Copy out every line in the entries below that includes "WALLEX".

Material to process:
* START *

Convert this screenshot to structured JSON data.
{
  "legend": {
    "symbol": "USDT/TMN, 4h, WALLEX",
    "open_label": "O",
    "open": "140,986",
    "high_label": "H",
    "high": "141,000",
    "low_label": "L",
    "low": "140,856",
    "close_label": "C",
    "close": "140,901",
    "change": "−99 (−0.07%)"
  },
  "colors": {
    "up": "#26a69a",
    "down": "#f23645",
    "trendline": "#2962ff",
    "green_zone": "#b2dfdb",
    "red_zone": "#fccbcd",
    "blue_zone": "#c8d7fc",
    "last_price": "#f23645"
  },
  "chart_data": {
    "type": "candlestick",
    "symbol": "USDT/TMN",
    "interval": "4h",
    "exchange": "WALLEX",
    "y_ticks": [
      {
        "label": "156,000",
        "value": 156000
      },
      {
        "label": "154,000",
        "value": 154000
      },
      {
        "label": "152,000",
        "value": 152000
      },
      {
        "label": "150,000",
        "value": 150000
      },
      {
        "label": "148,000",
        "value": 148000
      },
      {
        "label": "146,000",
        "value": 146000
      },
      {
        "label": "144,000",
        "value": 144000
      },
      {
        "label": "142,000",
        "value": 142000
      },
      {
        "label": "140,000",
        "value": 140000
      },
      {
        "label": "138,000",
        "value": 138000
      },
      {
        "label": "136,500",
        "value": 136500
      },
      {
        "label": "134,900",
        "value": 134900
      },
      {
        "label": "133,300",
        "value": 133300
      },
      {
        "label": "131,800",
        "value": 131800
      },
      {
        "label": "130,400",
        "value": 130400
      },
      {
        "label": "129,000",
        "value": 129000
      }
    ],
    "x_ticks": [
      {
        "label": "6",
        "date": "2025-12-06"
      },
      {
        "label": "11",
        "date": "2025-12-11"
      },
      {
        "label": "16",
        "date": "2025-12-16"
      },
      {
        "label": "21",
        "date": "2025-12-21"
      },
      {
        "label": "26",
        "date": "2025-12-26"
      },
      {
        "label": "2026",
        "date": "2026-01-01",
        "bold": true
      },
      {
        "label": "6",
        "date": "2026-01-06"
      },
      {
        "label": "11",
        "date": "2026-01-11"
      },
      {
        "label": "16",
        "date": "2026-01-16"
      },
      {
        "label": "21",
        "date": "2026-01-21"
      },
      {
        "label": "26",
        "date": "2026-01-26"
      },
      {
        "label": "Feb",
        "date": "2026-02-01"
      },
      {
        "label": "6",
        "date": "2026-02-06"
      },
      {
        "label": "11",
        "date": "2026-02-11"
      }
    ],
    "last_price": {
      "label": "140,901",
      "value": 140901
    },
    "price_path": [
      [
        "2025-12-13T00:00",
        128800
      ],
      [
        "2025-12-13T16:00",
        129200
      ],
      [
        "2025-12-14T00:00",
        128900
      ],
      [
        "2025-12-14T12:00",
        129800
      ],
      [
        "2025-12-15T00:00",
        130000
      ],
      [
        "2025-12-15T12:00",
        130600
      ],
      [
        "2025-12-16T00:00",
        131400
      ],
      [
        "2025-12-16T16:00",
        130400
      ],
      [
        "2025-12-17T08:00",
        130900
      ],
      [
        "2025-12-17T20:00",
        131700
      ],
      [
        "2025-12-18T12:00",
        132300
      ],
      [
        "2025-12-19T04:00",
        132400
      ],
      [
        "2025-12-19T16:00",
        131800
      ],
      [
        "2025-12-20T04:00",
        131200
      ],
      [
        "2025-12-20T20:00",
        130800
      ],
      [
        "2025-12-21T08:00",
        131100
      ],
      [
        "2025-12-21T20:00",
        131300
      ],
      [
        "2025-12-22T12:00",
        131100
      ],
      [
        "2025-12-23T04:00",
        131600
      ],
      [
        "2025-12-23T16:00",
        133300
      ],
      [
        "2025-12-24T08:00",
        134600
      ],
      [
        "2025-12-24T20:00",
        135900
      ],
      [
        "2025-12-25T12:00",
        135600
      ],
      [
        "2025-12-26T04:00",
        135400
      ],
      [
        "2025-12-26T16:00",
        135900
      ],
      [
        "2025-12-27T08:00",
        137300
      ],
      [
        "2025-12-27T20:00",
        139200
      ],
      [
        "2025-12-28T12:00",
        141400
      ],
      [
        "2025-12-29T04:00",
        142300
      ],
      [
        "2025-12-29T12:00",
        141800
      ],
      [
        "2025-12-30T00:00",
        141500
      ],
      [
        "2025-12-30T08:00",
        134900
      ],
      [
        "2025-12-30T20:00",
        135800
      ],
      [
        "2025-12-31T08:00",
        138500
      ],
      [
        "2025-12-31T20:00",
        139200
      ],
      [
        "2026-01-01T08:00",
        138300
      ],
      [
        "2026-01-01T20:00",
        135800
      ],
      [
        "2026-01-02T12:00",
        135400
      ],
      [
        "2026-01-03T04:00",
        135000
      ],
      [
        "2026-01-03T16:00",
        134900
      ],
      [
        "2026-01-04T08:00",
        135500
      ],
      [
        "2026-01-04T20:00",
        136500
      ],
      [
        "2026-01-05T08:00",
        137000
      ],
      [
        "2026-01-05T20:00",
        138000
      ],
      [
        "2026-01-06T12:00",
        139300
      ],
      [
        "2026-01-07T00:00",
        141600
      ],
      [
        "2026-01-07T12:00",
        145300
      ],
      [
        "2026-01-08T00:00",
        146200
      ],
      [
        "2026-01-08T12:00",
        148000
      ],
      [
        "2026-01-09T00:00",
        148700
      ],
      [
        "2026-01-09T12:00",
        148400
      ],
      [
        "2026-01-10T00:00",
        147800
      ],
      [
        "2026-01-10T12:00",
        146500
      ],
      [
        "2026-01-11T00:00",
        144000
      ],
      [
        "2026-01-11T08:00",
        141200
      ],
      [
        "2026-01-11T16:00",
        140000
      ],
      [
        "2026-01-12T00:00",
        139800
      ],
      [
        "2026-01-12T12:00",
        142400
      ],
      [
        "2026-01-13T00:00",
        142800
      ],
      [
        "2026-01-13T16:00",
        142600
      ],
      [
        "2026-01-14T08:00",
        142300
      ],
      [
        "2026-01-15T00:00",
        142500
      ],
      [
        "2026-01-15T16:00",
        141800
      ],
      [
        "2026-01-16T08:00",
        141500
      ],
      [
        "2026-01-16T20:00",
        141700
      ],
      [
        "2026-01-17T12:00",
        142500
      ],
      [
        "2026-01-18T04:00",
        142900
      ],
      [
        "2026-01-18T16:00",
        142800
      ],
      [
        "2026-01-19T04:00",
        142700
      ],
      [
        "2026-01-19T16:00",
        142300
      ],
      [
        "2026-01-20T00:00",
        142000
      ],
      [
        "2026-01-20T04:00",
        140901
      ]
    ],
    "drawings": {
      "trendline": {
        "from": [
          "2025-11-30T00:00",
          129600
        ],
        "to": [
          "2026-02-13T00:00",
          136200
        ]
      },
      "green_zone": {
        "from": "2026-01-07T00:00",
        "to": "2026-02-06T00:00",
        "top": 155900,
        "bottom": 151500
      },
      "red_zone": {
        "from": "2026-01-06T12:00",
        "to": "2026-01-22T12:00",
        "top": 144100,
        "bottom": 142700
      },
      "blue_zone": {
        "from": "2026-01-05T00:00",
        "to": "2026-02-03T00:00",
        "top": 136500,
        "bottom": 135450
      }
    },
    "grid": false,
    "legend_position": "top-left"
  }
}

* END *

Exercise solution:
    "symbol": "USDT/TMN, 4h, WALLEX",
    "exchange": "WALLEX",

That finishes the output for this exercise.